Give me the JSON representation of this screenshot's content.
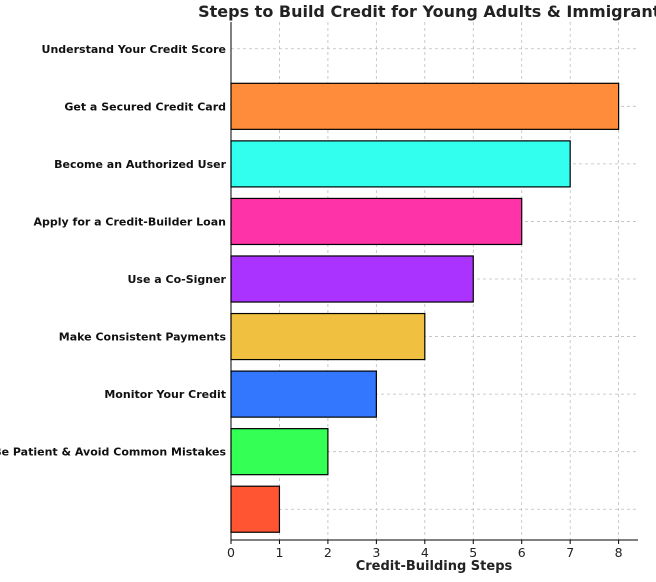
{
  "chart_data": {
    "type": "bar",
    "orientation": "horizontal",
    "title": "Steps to Build Credit for Young Adults & Immigrants",
    "xlabel": "Credit-Building Steps",
    "ylabel": "",
    "xlim": [
      0,
      8.4
    ],
    "xticks": [
      0,
      1,
      2,
      3,
      4,
      5,
      6,
      7,
      8
    ],
    "grid": true,
    "categories": [
      "Understand Your Credit Score",
      "Get a Secured Credit Card",
      "Become an Authorized User",
      "Apply for a Credit-Builder Loan",
      "Use a Co-Signer",
      "Make Consistent Payments",
      "Monitor Your Credit",
      "Be Patient & Avoid Common Mistakes",
      ""
    ],
    "values": [
      0,
      8,
      7,
      6,
      5,
      4,
      3,
      2,
      1
    ],
    "colors": [
      "#ffffff",
      "#ff8c3a",
      "#33ffee",
      "#ff33a8",
      "#aa33ff",
      "#f0c040",
      "#3377ff",
      "#33ff55",
      "#ff5533"
    ]
  }
}
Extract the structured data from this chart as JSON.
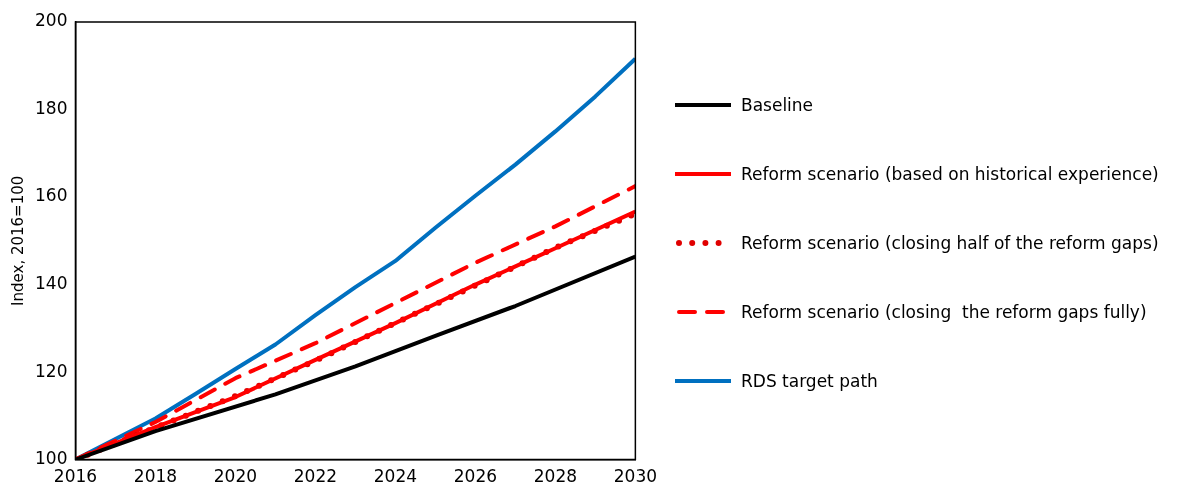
{
  "chart_data": {
    "type": "line",
    "ylabel": "Index, 2016=100",
    "xlim": [
      2016,
      2030
    ],
    "xticks": [
      2016,
      2018,
      2020,
      2022,
      2024,
      2026,
      2028,
      2030
    ],
    "ylim": [
      100,
      200
    ],
    "yticks": [
      100,
      120,
      140,
      160,
      180,
      200
    ],
    "grid": false,
    "legend": "right",
    "marker": "none",
    "series": [
      {
        "name": "Baseline",
        "color": "#000000",
        "line_style": "solid",
        "x": [
          2016,
          2018,
          2021,
          2023,
          2025,
          2027,
          2030
        ],
        "values": [
          100,
          106.5,
          114.9,
          121.3,
          128.3,
          135.1,
          146.4
        ]
      },
      {
        "name": "Reform scenario (based on historical experience)",
        "color": "#ff0000",
        "line_style": "solid",
        "x": [
          2016,
          2018,
          2020,
          2022,
          2024,
          2026,
          2028,
          2030
        ],
        "values": [
          100,
          107.4,
          114.3,
          122.8,
          131.2,
          140,
          148.3,
          156.7
        ]
      },
      {
        "name": "Reform scenario (closing half of the reform gaps)",
        "color": "#e00000",
        "line_style": "dotted",
        "x": [
          2016,
          2018,
          2020,
          2022,
          2024,
          2026,
          2028,
          2030
        ],
        "values": [
          100,
          107.3,
          114.5,
          122.6,
          131.2,
          139.8,
          148.4,
          156.2
        ]
      },
      {
        "name": "Reform scenario (closing  the reform gaps fully)",
        "color": "#ff0000",
        "line_style": "dashed",
        "x": [
          2016,
          2018,
          2020,
          2022,
          2024,
          2026,
          2028,
          2030
        ],
        "values": [
          100,
          108.6,
          118.6,
          126.6,
          135.8,
          145,
          153.3,
          162.5
        ]
      },
      {
        "name": "RDS target path",
        "color": "#0070c0",
        "line_style": "solid",
        "x": [
          2016,
          2018,
          2019,
          2020,
          2021,
          2022,
          2023,
          2024,
          2025,
          2026,
          2027,
          2028,
          2029,
          2030
        ],
        "values": [
          100,
          109.4,
          115,
          120.7,
          126.3,
          133,
          139.4,
          145.4,
          153,
          160.3,
          167.4,
          175,
          183,
          191.6
        ]
      }
    ]
  }
}
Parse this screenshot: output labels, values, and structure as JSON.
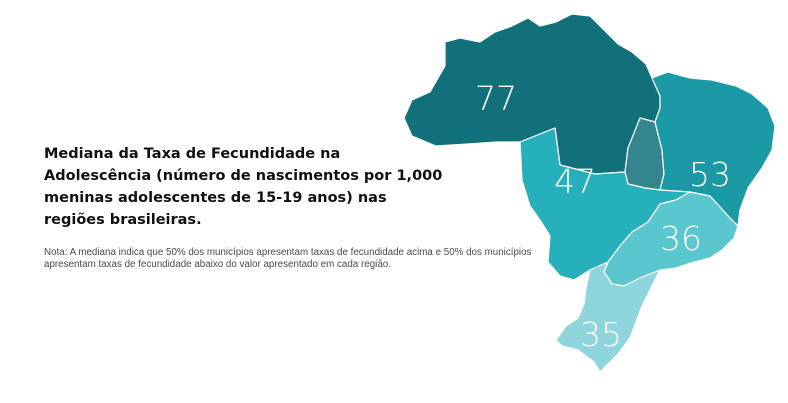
{
  "title": "Mediana da Taxa de Fecundidade na Adolescência (número de nascimentos por 1,000 meninas adolescentes de 15-19 anos) nas regiões brasileiras.",
  "note": "Nota: A mediana indica que 50% dos municípios apresentam taxas de fecundidade acima e 50% dos municípios apresentam taxas de fecundidade abaixo do valor apresentado em cada região.",
  "regions": [
    {
      "id": "norte",
      "value": "77",
      "color": "#12707b"
    },
    {
      "id": "nordeste",
      "value": "53",
      "color": "#1b9aa6"
    },
    {
      "id": "centro-oeste",
      "value": "47",
      "color": "#25b0bc"
    },
    {
      "id": "sudeste",
      "value": "36",
      "color": "#5ac7ce"
    },
    {
      "id": "sul",
      "value": "35",
      "color": "#8fd6dc"
    }
  ],
  "colors": {
    "background": "#ffffff",
    "border": "#ffffff",
    "title": "#111111",
    "note": "#4a4a4a"
  }
}
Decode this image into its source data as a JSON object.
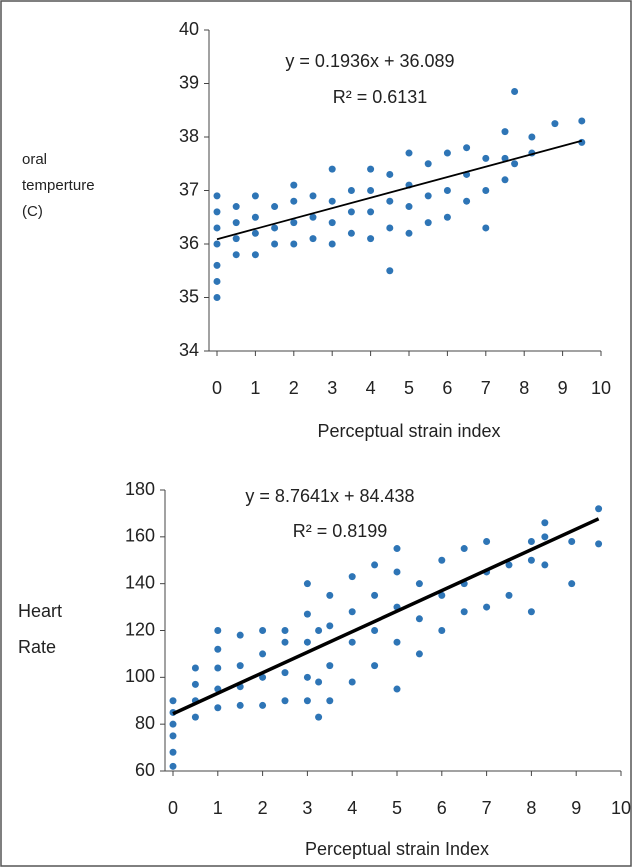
{
  "chart_data": [
    {
      "type": "scatter",
      "color": "#2e75b6",
      "y_label_lines": [
        "oral",
        "temperture",
        "(C)"
      ],
      "x_label": "Perceptual strain index",
      "annotations": [
        "y = 0.1936x + 36.089",
        "R² = 0.6131"
      ],
      "xlim": [
        0,
        10
      ],
      "xticks": [
        0,
        1,
        2,
        3,
        4,
        5,
        6,
        7,
        8,
        9,
        10
      ],
      "ylim": [
        34,
        40
      ],
      "yticks": [
        34,
        35,
        36,
        37,
        38,
        39,
        40
      ],
      "x": [
        0,
        0,
        0,
        0,
        0,
        0,
        0,
        0.5,
        0.5,
        0.5,
        0.5,
        1,
        1,
        1,
        1,
        1.5,
        1.5,
        1.5,
        2,
        2,
        2,
        2,
        2.5,
        2.5,
        2.5,
        3,
        3,
        3,
        3,
        3.5,
        3.5,
        3.5,
        4,
        4,
        4,
        4,
        4.5,
        4.5,
        4.5,
        4.5,
        5,
        5,
        5,
        5,
        5.5,
        5.5,
        5.5,
        6,
        6,
        6,
        6.5,
        6.5,
        6.5,
        7,
        7,
        7,
        7.5,
        7.5,
        7.5,
        7.75,
        7.75,
        8.2,
        8.2,
        8.8,
        9.5,
        9.5
      ],
      "values": [
        35.0,
        35.3,
        35.6,
        36.0,
        36.3,
        36.6,
        36.9,
        35.8,
        36.1,
        36.4,
        36.7,
        35.8,
        36.2,
        36.5,
        36.9,
        36.0,
        36.3,
        36.7,
        36.0,
        36.4,
        36.8,
        37.1,
        36.1,
        36.5,
        36.9,
        36.0,
        36.4,
        36.8,
        37.4,
        36.2,
        36.6,
        37.0,
        36.1,
        36.6,
        37.0,
        37.4,
        35.5,
        36.3,
        36.8,
        37.3,
        36.2,
        36.7,
        37.1,
        37.7,
        36.4,
        36.9,
        37.5,
        36.5,
        37.0,
        37.7,
        36.8,
        37.3,
        37.8,
        36.3,
        37.0,
        37.6,
        37.2,
        37.6,
        38.1,
        38.85,
        37.5,
        37.7,
        38.0,
        38.25,
        37.9,
        38.3
      ],
      "trendline": {
        "color": "#000000",
        "x": [
          0,
          9.5
        ],
        "values": [
          36.089,
          37.93
        ]
      }
    },
    {
      "type": "scatter",
      "color": "#2e75b6",
      "y_label_lines": [
        "Heart",
        "Rate"
      ],
      "x_label": "Perceptual strain Index",
      "annotations": [
        "y = 8.7641x + 84.438",
        "R² = 0.8199"
      ],
      "xlim": [
        0,
        10
      ],
      "xticks": [
        0,
        1,
        2,
        3,
        4,
        5,
        6,
        7,
        8,
        9,
        10
      ],
      "ylim": [
        60,
        180
      ],
      "yticks": [
        60,
        80,
        100,
        120,
        140,
        160,
        180
      ],
      "x": [
        0,
        0,
        0,
        0,
        0,
        0,
        0.5,
        0.5,
        0.5,
        0.5,
        1,
        1,
        1,
        1,
        1,
        1.5,
        1.5,
        1.5,
        1.5,
        2,
        2,
        2,
        2,
        2.5,
        2.5,
        2.5,
        2.5,
        3,
        3,
        3,
        3,
        3,
        3.25,
        3.25,
        3.25,
        3.5,
        3.5,
        3.5,
        3.5,
        4,
        4,
        4,
        4,
        4.5,
        4.5,
        4.5,
        4.5,
        5,
        5,
        5,
        5,
        5,
        5.5,
        5.5,
        5.5,
        6,
        6,
        6,
        6.5,
        6.5,
        6.5,
        7,
        7,
        7,
        7.5,
        7.5,
        8,
        8,
        8,
        8.3,
        8.3,
        8.3,
        8.9,
        8.9,
        9.5,
        9.5
      ],
      "values": [
        62,
        68,
        75,
        80,
        85,
        90,
        83,
        90,
        97,
        104,
        87,
        95,
        104,
        112,
        120,
        88,
        96,
        105,
        118,
        88,
        100,
        110,
        120,
        90,
        102,
        115,
        120,
        90,
        100,
        115,
        127,
        140,
        83,
        98,
        120,
        90,
        105,
        122,
        135,
        98,
        115,
        128,
        143,
        105,
        120,
        135,
        148,
        95,
        115,
        130,
        145,
        155,
        110,
        125,
        140,
        120,
        135,
        150,
        128,
        140,
        155,
        130,
        145,
        158,
        135,
        148,
        128,
        150,
        158,
        148,
        160,
        166,
        140,
        158,
        157,
        172
      ],
      "trendline": {
        "color": "#000000",
        "x": [
          0,
          9.5
        ],
        "values": [
          84.438,
          167.7
        ]
      }
    }
  ]
}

_Exercise objective_
Each line above that holds the string "ffffff" should be copied and shown.

_Complete answer_
      "#ffffff",
    "background": "#ffffff",
    "border": "#ffffff",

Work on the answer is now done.